• _AIM OF THE TASK_:
Make an exact copy of the lines, leaving the pictures out.

A run of records:
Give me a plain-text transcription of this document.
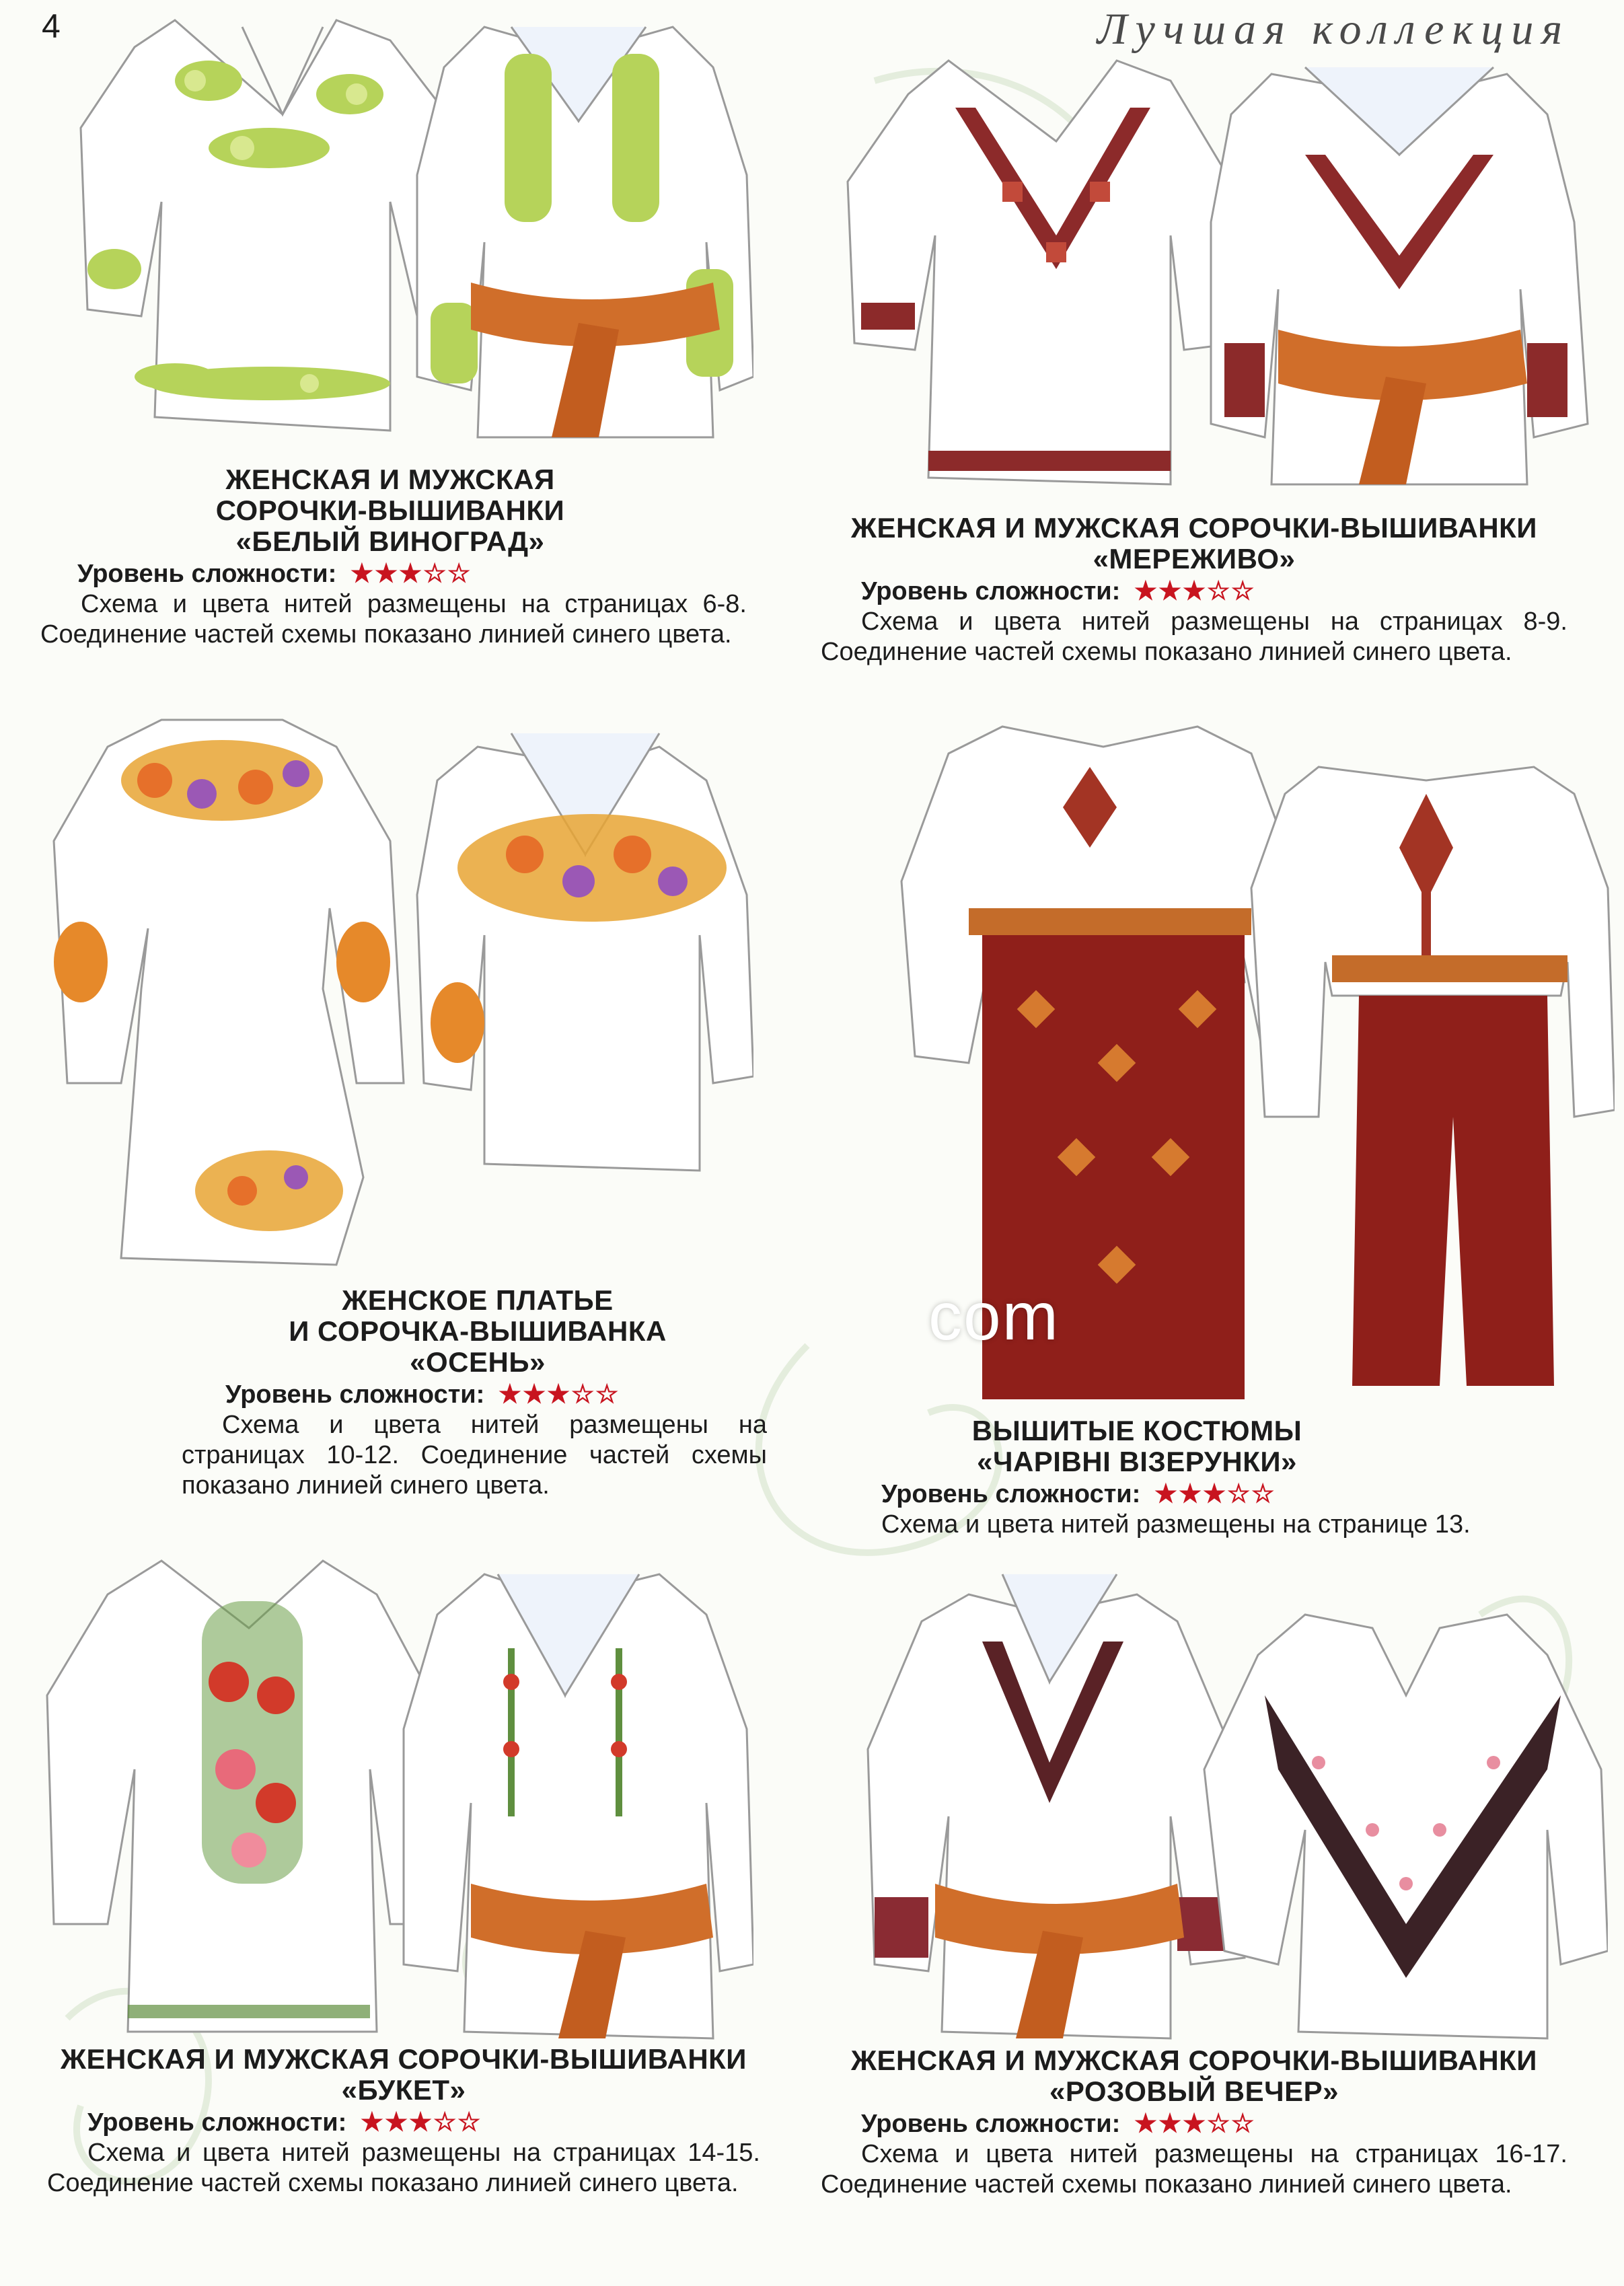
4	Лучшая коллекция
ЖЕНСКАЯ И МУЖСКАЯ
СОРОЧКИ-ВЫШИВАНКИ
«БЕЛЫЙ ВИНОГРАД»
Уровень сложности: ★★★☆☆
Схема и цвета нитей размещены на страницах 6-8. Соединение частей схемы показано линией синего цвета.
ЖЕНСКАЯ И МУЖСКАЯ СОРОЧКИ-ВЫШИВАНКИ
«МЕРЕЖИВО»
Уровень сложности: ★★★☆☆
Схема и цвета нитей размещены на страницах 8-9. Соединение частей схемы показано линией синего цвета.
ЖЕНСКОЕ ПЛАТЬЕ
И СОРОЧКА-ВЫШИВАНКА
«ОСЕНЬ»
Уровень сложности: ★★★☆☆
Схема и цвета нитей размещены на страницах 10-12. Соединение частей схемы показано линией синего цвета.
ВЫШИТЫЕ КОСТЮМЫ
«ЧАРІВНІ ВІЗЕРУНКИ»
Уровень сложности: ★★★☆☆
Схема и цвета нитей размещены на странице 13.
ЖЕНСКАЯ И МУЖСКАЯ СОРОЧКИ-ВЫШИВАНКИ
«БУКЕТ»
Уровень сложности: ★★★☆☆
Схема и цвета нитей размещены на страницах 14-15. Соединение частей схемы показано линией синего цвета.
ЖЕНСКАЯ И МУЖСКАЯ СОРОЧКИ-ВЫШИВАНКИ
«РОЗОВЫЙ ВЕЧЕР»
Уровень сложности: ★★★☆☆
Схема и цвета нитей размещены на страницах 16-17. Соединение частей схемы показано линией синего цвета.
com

• _ANSWER BELOW_:
Give me a plain-text transcription of this document.
4	Лучшая коллекция
ЖЕНСКАЯ И МУЖСКАЯ
СОРОЧКИ-ВЫШИВАНКИ
«БЕЛЫЙ ВИНОГРАД»
Уровень сложности: ★★★☆☆
Схема и цвета нитей размещены на страницах 6-8. Соединение частей схемы показано линией синего цвета.
ЖЕНСКАЯ И МУЖСКАЯ СОРОЧКИ-ВЫШИВАНКИ
«МЕРЕЖИВО»
Уровень сложности: ★★★☆☆
Схема и цвета нитей размещены на страницах 8-9. Соединение частей схемы показано линией синего цвета.
ЖЕНСКОЕ ПЛАТЬЕ
И СОРОЧКА-ВЫШИВАНКА
«ОСЕНЬ»
Уровень сложности: ★★★☆☆
Схема и цвета нитей размещены на страницах 10-12. Соединение частей схемы показано линией синего цвета.
ВЫШИТЫЕ КОСТЮМЫ
«ЧАРІВНІ ВІЗЕРУНКИ»
Уровень сложности: ★★★☆☆
Схема и цвета нитей размещены на странице 13.
ЖЕНСКАЯ И МУЖСКАЯ СОРОЧКИ-ВЫШИВАНКИ
«БУКЕТ»
Уровень сложности: ★★★☆☆
Схема и цвета нитей размещены на страницах 14-15. Соединение частей схемы показано линией синего цвета.
ЖЕНСКАЯ И МУЖСКАЯ СОРОЧКИ-ВЫШИВАНКИ
«РОЗОВЫЙ ВЕЧЕР»
Уровень сложности: ★★★☆☆
Схема и цвета нитей размещены на страницах 16-17. Соединение частей схемы показано линией синего цвета.
com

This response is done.